Locate every line in the material below that has the word "xlabel". Copy each of those lines.

## start DATA SHOWN

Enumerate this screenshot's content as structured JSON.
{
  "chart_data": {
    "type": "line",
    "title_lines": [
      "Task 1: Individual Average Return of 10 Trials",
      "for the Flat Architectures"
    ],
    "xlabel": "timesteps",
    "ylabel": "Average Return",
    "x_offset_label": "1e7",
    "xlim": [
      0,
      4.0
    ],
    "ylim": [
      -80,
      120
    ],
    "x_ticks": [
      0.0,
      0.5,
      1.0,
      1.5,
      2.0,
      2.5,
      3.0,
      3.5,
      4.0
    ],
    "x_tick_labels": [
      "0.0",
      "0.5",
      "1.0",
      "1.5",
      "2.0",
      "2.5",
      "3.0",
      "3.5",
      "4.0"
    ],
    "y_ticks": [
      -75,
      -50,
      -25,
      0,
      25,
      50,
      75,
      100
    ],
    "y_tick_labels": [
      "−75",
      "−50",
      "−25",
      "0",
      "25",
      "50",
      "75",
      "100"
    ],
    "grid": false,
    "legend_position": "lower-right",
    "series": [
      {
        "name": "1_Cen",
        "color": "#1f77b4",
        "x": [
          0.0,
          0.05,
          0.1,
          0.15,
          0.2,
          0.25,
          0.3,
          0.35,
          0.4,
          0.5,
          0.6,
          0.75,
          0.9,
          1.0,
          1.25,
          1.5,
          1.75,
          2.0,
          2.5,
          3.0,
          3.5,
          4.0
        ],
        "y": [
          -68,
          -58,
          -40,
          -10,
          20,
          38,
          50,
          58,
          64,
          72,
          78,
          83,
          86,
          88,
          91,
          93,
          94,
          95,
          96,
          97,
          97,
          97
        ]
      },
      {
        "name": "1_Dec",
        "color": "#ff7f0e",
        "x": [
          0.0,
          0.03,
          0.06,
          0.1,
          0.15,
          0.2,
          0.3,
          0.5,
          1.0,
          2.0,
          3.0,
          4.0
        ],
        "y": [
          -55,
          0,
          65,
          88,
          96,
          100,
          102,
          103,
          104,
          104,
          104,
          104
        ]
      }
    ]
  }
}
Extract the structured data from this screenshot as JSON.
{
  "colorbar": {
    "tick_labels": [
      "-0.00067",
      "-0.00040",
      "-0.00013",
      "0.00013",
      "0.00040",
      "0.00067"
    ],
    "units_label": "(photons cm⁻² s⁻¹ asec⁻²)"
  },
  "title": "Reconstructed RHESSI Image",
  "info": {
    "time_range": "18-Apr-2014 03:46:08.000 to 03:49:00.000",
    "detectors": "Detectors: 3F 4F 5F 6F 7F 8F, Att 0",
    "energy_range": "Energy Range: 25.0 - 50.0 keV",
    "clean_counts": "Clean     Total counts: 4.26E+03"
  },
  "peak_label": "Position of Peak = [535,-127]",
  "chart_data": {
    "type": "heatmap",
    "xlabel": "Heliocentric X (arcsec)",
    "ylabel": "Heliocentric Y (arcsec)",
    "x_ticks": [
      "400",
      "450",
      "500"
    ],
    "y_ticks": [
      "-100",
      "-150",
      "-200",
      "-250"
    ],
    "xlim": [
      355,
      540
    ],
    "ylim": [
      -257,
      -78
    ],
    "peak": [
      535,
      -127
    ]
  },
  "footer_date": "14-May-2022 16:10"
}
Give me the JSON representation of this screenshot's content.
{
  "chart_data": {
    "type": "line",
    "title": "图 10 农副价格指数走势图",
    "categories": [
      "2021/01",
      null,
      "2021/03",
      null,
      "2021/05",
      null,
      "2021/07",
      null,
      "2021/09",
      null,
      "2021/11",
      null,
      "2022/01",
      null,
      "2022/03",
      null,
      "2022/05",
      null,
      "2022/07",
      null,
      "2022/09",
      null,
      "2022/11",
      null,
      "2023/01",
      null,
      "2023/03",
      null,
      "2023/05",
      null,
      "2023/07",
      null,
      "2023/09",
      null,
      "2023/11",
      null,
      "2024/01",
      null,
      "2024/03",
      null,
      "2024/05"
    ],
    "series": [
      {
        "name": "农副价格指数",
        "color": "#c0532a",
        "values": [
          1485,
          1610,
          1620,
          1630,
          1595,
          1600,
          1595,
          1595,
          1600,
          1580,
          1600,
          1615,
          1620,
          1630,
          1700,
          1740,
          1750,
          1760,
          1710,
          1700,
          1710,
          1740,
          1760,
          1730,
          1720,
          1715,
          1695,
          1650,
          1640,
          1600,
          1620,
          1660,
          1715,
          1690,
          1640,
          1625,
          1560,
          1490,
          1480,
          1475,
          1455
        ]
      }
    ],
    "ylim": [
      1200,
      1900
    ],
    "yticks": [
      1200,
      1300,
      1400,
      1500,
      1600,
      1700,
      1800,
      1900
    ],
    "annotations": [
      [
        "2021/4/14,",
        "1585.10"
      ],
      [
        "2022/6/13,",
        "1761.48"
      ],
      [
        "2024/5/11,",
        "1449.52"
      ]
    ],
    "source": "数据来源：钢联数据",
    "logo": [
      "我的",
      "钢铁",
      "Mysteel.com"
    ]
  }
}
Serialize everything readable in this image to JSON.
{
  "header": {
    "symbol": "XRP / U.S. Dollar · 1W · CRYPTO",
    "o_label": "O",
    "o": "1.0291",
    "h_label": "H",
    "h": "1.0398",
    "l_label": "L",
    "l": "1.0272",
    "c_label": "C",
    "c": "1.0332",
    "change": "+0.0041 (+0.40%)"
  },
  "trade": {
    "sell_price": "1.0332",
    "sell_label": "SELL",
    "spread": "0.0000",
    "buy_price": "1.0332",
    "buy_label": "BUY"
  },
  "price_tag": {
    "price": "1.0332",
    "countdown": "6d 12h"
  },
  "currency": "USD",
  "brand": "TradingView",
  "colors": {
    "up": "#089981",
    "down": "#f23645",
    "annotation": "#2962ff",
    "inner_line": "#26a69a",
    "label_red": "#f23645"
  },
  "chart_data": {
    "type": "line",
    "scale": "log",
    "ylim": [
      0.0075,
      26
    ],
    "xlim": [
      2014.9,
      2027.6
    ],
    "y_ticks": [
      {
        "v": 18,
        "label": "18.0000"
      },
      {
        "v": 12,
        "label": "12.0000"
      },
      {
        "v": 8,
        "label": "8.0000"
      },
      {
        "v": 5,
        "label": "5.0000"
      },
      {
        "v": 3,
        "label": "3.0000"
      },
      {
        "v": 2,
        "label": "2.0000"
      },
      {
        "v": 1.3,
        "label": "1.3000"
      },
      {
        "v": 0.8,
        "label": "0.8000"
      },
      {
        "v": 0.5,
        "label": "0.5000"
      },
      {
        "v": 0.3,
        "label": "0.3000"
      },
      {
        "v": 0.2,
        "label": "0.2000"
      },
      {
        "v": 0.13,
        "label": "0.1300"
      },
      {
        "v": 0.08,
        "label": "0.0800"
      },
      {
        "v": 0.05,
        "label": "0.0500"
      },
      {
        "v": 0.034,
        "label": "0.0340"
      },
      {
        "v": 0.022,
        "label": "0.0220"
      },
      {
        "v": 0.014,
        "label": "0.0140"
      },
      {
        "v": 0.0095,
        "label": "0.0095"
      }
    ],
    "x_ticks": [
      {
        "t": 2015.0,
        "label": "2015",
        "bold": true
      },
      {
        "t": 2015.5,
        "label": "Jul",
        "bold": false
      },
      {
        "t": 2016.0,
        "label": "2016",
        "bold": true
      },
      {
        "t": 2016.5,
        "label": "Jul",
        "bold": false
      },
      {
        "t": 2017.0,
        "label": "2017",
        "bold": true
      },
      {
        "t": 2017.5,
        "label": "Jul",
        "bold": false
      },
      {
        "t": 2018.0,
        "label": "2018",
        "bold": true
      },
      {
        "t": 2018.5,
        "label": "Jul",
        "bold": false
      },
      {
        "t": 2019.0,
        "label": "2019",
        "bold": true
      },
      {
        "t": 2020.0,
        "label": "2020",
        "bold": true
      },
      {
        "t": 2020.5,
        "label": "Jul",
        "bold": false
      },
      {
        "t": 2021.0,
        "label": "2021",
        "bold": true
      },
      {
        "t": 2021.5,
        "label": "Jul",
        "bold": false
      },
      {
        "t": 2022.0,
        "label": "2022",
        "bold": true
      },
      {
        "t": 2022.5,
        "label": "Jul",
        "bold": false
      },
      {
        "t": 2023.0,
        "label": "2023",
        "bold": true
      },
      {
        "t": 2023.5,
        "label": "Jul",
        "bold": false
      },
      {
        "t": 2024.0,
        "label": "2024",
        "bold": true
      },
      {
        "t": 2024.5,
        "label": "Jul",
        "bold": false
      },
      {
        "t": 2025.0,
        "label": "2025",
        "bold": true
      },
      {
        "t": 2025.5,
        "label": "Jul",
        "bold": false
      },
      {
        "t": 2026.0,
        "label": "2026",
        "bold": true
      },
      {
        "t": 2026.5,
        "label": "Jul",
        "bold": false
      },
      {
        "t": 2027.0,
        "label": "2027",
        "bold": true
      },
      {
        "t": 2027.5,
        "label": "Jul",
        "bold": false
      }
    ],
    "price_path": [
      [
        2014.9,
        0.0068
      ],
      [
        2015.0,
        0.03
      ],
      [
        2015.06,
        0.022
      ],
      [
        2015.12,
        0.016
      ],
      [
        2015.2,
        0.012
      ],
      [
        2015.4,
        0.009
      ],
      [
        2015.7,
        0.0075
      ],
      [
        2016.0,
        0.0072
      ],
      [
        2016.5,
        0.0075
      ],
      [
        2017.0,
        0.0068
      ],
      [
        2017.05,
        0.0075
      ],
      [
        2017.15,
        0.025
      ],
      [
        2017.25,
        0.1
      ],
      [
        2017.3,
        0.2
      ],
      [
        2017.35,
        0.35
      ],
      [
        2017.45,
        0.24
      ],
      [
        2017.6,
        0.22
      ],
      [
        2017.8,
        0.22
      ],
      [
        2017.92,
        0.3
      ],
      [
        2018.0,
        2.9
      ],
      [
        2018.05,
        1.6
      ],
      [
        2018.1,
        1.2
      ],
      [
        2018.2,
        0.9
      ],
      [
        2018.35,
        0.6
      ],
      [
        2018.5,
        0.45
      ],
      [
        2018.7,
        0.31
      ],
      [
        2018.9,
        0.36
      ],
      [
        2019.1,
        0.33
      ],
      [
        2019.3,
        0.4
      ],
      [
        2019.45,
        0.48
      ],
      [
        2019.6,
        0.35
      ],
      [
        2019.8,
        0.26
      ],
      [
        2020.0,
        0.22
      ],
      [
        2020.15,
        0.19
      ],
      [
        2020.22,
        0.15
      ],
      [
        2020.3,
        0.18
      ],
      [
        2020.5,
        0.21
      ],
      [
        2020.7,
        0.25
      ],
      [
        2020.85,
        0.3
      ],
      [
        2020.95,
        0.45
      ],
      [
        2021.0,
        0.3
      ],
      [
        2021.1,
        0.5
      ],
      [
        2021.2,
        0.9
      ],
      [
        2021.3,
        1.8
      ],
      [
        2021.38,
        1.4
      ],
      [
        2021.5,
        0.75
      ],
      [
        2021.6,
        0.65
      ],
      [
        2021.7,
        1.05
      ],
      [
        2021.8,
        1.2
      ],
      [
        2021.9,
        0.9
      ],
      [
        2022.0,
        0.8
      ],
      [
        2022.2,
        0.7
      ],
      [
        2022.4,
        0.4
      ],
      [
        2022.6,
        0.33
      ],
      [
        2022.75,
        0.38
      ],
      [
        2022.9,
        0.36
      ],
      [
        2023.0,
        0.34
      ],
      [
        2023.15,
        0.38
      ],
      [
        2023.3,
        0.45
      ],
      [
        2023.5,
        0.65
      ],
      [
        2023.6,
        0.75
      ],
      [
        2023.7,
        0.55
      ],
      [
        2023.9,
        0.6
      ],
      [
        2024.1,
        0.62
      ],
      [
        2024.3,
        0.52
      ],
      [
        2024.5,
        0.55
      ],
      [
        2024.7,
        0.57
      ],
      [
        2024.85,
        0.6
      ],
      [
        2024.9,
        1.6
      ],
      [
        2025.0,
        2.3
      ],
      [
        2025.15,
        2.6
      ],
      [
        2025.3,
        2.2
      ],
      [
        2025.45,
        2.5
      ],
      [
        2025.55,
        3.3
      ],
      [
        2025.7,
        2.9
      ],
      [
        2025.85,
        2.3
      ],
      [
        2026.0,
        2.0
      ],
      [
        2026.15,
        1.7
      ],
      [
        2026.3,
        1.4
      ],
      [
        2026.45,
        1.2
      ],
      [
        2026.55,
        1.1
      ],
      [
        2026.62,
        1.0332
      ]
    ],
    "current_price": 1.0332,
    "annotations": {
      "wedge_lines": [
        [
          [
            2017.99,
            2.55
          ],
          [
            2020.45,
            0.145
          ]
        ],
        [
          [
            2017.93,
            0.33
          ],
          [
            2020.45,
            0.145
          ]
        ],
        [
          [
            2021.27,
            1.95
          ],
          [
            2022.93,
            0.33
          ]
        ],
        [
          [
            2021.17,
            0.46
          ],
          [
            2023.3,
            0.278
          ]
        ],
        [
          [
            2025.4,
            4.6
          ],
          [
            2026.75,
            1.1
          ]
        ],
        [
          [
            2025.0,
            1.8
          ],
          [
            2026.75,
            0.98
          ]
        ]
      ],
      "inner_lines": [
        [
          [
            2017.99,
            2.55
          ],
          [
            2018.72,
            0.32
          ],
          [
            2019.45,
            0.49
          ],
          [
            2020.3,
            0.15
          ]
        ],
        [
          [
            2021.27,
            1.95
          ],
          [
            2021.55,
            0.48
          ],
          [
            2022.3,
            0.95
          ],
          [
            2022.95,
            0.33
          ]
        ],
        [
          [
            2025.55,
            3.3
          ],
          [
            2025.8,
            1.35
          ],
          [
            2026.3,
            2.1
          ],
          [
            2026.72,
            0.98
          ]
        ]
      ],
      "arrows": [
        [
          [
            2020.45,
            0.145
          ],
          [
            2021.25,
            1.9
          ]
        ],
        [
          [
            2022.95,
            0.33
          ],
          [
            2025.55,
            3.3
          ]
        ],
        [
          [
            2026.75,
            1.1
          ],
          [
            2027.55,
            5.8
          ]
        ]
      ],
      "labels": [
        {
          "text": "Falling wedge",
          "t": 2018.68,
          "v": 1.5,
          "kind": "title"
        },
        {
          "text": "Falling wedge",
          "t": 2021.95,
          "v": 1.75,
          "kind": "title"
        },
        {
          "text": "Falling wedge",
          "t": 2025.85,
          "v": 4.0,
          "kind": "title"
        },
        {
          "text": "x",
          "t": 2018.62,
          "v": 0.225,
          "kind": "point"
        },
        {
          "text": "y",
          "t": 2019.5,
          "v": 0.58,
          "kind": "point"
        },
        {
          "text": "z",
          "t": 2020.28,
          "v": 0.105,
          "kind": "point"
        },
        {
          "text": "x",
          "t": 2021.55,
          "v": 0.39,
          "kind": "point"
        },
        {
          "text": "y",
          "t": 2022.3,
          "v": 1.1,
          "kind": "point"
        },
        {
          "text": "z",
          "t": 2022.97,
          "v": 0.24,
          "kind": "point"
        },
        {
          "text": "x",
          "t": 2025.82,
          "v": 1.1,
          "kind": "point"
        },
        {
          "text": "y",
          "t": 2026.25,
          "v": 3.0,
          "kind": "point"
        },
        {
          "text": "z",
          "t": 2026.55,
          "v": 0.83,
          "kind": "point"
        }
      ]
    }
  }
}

## end DATA SHOWN

--- OUTPUT OF THE EXERCISE ---
    "xlabel": "timesteps",
    "xlabel": "Heliocentric X (arcsec)",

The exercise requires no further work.